(Records from a collection of figures)
>> START

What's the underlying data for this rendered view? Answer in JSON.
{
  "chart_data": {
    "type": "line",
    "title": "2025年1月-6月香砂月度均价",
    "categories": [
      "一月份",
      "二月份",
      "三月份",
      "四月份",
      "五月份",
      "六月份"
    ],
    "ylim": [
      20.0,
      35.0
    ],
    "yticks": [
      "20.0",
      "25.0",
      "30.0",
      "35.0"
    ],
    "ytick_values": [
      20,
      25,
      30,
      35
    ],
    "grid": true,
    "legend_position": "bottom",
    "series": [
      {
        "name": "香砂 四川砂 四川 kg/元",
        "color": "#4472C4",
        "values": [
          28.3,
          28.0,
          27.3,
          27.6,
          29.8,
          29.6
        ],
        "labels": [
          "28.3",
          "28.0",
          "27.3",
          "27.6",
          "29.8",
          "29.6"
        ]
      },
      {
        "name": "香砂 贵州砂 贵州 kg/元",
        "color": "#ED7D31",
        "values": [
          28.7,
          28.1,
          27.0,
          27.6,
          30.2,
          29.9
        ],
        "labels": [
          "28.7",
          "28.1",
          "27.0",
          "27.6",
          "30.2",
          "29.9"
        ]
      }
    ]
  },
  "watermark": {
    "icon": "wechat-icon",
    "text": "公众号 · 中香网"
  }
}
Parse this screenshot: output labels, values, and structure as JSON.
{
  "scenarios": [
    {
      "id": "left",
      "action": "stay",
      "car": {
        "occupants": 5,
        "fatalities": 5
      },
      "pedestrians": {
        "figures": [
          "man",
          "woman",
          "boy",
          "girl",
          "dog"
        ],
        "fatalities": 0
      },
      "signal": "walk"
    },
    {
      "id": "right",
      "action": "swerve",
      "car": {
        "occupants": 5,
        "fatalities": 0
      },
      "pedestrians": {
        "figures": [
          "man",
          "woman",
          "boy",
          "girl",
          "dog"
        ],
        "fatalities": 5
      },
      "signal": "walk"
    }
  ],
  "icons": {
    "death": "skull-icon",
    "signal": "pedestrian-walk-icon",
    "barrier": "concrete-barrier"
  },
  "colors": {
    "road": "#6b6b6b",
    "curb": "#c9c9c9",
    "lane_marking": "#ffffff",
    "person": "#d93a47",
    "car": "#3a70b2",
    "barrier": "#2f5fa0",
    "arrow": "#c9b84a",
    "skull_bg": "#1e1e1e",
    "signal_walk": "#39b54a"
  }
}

>> END

WHAT IS ASKED
Repeat each of the entries above precisely as given.

RESULT BELOW
What's the underlying data for this rendered view? Answer in JSON.
{
  "chart_data": {
    "type": "line",
    "title": "2025年1月-6月香砂月度均价",
    "categories": [
      "一月份",
      "二月份",
      "三月份",
      "四月份",
      "五月份",
      "六月份"
    ],
    "ylim": [
      20.0,
      35.0
    ],
    "yticks": [
      "20.0",
      "25.0",
      "30.0",
      "35.0"
    ],
    "ytick_values": [
      20,
      25,
      30,
      35
    ],
    "grid": true,
    "legend_position": "bottom",
    "series": [
      {
        "name": "香砂 四川砂 四川 kg/元",
        "color": "#4472C4",
        "values": [
          28.3,
          28.0,
          27.3,
          27.6,
          29.8,
          29.6
        ],
        "labels": [
          "28.3",
          "28.0",
          "27.3",
          "27.6",
          "29.8",
          "29.6"
        ]
      },
      {
        "name": "香砂 贵州砂 贵州 kg/元",
        "color": "#ED7D31",
        "values": [
          28.7,
          28.1,
          27.0,
          27.6,
          30.2,
          29.9
        ],
        "labels": [
          "28.7",
          "28.1",
          "27.0",
          "27.6",
          "30.2",
          "29.9"
        ]
      }
    ]
  },
  "watermark": {
    "icon": "wechat-icon",
    "text": "公众号 · 中香网"
  }
}
Parse this screenshot: output labels, values, and structure as JSON.
{
  "scenarios": [
    {
      "id": "left",
      "action": "stay",
      "car": {
        "occupants": 5,
        "fatalities": 5
      },
      "pedestrians": {
        "figures": [
          "man",
          "woman",
          "boy",
          "girl",
          "dog"
        ],
        "fatalities": 0
      },
      "signal": "walk"
    },
    {
      "id": "right",
      "action": "swerve",
      "car": {
        "occupants": 5,
        "fatalities": 0
      },
      "pedestrians": {
        "figures": [
          "man",
          "woman",
          "boy",
          "girl",
          "dog"
        ],
        "fatalities": 5
      },
      "signal": "walk"
    }
  ],
  "icons": {
    "death": "skull-icon",
    "signal": "pedestrian-walk-icon",
    "barrier": "concrete-barrier"
  },
  "colors": {
    "road": "#6b6b6b",
    "curb": "#c9c9c9",
    "lane_marking": "#ffffff",
    "person": "#d93a47",
    "car": "#3a70b2",
    "barrier": "#2f5fa0",
    "arrow": "#c9b84a",
    "skull_bg": "#1e1e1e",
    "signal_walk": "#39b54a"
  }
}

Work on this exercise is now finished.